_Dataset extract_
________

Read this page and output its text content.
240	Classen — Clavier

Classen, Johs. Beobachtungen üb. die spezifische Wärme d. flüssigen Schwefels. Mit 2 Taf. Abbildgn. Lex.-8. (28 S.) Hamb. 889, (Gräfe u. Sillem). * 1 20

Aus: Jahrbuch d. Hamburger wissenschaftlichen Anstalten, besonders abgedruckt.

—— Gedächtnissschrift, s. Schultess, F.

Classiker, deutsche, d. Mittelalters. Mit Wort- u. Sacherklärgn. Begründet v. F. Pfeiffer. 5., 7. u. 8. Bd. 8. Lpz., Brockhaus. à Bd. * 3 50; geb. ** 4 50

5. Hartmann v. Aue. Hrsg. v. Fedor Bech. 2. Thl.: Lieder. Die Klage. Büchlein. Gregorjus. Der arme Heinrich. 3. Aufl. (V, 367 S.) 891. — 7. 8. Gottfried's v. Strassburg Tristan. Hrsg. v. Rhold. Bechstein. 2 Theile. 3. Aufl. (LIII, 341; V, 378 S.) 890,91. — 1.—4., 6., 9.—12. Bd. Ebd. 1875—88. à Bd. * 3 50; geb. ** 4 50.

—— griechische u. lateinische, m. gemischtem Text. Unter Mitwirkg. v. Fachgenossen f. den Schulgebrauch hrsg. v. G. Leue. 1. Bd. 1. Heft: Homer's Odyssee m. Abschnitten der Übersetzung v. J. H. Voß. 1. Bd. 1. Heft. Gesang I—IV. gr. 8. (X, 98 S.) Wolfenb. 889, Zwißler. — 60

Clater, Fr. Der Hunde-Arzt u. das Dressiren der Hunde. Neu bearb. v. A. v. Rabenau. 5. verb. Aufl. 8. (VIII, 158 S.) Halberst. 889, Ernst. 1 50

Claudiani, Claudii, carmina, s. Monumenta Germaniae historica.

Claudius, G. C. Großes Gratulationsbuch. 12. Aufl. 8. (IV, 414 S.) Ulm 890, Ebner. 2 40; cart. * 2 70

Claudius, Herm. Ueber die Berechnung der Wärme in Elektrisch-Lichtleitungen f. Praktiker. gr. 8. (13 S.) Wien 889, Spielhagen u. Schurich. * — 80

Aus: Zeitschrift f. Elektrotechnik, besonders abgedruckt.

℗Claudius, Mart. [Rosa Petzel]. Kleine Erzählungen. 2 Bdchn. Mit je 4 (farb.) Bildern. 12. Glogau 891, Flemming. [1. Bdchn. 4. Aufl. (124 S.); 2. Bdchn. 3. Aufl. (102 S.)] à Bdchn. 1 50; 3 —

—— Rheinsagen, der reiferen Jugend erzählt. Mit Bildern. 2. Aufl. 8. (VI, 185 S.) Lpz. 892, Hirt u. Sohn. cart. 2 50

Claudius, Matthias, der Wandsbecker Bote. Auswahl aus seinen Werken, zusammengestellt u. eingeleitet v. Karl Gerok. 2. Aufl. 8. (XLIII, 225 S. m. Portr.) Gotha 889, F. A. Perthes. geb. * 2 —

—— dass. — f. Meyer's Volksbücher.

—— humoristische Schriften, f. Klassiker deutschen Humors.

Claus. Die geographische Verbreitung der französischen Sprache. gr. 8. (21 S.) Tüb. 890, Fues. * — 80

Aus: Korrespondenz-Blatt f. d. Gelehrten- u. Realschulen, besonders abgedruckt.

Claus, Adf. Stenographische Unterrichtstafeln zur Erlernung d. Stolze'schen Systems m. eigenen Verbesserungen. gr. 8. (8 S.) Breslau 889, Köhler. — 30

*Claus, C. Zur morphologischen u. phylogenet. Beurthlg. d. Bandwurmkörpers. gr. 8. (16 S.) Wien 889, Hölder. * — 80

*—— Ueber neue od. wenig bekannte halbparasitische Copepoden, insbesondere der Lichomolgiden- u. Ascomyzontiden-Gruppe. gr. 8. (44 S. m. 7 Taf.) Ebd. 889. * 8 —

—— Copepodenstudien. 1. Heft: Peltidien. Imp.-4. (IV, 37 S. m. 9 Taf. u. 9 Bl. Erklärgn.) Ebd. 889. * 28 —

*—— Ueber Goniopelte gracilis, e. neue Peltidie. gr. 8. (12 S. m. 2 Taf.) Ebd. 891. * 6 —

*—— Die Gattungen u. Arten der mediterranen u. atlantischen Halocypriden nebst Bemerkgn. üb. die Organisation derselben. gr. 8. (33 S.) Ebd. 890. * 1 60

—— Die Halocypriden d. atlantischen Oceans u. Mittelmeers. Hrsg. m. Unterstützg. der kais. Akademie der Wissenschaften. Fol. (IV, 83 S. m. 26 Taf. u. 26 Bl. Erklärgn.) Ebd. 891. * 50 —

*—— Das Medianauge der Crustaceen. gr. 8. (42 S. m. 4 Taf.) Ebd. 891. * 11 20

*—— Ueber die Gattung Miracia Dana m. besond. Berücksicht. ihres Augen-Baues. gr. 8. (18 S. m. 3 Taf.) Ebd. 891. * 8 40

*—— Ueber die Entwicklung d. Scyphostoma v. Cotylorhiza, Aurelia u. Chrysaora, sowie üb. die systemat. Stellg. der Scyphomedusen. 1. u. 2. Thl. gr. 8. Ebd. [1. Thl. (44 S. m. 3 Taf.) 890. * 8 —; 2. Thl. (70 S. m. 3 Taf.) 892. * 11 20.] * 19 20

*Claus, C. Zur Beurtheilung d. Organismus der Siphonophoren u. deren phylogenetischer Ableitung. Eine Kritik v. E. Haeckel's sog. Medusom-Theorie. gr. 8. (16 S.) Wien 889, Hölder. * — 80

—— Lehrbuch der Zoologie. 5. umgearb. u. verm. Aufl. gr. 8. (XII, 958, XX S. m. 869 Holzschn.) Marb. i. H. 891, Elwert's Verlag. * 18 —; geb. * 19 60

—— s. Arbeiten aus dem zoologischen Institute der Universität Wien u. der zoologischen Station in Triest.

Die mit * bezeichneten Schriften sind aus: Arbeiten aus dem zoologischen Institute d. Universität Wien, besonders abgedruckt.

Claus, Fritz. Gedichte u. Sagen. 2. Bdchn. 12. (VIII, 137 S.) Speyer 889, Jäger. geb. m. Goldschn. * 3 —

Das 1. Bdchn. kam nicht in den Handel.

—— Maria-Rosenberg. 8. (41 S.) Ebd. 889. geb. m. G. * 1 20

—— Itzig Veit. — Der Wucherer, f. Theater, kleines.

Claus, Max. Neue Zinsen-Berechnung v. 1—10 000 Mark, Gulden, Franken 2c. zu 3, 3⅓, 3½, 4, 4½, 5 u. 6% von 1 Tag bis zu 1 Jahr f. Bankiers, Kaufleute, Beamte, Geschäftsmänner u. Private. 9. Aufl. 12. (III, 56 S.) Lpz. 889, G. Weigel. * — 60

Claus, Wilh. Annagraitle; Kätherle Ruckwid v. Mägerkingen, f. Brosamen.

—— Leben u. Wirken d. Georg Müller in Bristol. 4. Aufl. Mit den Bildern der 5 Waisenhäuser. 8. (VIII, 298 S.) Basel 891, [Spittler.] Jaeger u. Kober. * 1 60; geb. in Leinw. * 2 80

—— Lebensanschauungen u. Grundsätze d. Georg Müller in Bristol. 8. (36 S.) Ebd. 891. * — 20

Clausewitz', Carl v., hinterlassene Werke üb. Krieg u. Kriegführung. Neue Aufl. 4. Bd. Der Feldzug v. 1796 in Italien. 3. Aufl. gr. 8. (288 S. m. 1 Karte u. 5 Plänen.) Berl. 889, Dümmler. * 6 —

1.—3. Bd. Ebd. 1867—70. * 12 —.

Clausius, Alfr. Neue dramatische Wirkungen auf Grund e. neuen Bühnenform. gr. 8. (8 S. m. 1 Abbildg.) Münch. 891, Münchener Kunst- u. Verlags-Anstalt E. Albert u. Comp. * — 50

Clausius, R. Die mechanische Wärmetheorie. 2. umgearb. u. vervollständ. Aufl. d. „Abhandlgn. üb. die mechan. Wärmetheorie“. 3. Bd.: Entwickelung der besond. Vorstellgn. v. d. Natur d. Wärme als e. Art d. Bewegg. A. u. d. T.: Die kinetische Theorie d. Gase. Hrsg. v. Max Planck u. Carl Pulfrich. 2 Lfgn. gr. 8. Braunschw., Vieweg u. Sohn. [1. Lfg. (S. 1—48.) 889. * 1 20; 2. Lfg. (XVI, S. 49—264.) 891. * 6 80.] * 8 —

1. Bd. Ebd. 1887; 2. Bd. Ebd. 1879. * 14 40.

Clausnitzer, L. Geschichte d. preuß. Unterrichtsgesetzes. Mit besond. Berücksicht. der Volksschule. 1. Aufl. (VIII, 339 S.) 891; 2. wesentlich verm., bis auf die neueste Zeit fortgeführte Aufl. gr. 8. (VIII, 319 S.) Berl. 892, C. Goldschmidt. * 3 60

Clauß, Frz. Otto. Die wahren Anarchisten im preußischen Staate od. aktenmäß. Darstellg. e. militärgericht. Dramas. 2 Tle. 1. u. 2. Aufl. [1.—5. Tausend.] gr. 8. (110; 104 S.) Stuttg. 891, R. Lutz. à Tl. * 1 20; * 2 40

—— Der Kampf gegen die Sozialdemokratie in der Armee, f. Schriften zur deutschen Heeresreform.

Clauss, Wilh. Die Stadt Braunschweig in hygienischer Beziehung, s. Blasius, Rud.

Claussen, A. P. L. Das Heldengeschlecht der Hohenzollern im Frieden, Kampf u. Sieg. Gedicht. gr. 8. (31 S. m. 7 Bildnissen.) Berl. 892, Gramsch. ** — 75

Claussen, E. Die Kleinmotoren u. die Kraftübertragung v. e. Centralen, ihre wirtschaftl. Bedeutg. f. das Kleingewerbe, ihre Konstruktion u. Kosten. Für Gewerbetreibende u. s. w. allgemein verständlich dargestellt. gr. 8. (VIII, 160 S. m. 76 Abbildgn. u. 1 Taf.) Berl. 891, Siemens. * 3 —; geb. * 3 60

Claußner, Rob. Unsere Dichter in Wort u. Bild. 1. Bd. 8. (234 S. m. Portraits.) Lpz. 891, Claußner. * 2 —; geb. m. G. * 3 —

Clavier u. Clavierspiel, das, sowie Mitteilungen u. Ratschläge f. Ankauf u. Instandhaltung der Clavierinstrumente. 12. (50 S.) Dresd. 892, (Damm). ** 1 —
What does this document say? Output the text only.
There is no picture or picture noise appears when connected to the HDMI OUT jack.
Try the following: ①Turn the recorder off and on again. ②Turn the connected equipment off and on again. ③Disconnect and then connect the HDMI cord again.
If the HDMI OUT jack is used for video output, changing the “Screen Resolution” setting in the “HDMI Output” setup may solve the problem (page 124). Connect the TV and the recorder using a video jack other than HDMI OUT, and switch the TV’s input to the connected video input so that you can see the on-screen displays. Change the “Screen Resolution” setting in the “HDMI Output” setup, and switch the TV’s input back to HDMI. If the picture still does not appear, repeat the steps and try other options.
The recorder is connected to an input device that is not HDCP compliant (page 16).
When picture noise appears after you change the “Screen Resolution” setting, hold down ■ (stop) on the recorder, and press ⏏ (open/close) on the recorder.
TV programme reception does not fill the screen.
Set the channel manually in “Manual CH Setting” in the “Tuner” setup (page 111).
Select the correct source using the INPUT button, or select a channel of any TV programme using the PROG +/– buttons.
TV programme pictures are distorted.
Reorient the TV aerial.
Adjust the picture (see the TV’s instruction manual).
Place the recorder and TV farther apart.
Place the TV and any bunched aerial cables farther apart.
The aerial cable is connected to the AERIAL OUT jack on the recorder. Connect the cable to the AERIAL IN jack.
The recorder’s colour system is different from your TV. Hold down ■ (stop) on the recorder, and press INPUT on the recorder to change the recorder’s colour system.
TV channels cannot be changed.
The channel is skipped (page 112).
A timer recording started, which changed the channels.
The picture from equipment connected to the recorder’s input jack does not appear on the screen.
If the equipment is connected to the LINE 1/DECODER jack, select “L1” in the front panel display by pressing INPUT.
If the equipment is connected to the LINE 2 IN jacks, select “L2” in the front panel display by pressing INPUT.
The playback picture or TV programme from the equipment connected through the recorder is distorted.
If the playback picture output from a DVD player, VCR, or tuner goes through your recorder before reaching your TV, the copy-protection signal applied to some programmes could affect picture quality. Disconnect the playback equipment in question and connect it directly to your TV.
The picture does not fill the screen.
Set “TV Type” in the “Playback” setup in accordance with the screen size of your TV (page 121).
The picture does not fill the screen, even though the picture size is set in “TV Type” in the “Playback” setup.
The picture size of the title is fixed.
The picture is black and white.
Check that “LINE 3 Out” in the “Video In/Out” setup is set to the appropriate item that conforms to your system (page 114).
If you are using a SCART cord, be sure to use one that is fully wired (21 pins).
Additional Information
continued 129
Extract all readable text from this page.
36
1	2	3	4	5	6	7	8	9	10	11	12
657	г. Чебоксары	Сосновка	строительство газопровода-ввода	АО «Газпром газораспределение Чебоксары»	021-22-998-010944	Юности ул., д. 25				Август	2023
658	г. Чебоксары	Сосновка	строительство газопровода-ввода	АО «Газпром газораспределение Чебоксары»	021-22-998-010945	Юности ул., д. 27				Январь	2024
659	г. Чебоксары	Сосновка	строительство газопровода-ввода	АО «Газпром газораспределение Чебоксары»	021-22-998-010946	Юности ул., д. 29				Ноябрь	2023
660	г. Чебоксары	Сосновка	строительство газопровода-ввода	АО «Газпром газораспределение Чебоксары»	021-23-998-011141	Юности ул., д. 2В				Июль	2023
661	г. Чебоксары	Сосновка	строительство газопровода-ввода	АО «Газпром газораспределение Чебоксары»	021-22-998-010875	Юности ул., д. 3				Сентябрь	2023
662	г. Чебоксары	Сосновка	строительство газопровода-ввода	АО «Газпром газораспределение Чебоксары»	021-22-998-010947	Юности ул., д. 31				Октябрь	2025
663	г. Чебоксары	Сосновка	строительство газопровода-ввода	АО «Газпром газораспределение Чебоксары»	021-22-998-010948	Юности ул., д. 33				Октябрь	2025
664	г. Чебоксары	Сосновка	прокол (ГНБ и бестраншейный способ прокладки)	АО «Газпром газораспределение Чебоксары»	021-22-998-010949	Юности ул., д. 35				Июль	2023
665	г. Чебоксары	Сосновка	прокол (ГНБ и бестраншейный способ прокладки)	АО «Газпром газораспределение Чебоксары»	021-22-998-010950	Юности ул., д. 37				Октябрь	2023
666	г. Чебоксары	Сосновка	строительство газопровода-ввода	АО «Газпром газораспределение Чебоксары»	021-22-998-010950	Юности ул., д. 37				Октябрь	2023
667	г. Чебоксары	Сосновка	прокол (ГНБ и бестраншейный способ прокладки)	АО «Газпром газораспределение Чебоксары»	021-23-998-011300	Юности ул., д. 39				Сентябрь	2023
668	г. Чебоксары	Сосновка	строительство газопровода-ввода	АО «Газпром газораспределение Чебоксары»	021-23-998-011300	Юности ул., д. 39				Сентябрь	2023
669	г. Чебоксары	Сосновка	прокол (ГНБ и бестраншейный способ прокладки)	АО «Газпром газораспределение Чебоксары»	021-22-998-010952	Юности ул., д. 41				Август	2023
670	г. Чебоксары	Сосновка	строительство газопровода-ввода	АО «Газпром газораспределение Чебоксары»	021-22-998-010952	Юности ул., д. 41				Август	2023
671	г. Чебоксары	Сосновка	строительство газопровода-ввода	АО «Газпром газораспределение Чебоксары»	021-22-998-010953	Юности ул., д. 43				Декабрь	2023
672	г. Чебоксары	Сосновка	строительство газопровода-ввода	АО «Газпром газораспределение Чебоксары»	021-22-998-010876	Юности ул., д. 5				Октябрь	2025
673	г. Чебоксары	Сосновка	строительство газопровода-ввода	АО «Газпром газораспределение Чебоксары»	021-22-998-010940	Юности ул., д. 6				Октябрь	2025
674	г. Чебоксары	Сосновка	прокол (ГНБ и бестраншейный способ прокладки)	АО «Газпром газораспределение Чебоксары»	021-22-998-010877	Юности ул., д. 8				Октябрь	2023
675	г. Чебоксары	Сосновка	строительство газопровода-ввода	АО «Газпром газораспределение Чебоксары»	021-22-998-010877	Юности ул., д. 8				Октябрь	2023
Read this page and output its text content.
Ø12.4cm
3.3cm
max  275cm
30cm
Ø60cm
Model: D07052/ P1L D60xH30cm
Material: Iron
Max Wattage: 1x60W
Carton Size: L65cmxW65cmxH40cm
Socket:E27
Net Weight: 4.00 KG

________

_Challenge_
In the listing, find every line containing the word "Clavier" and list it.

_Reply to the exercise_
240	Classen — Clavier
Clavier u. Clavierspiel, das, sowie Mitteilungen u. Ratschläge f. Ankauf u. Instandhaltung der Clavierinstrumente. 12. (50 S.) Dresd. 892, (Damm). ** 1 —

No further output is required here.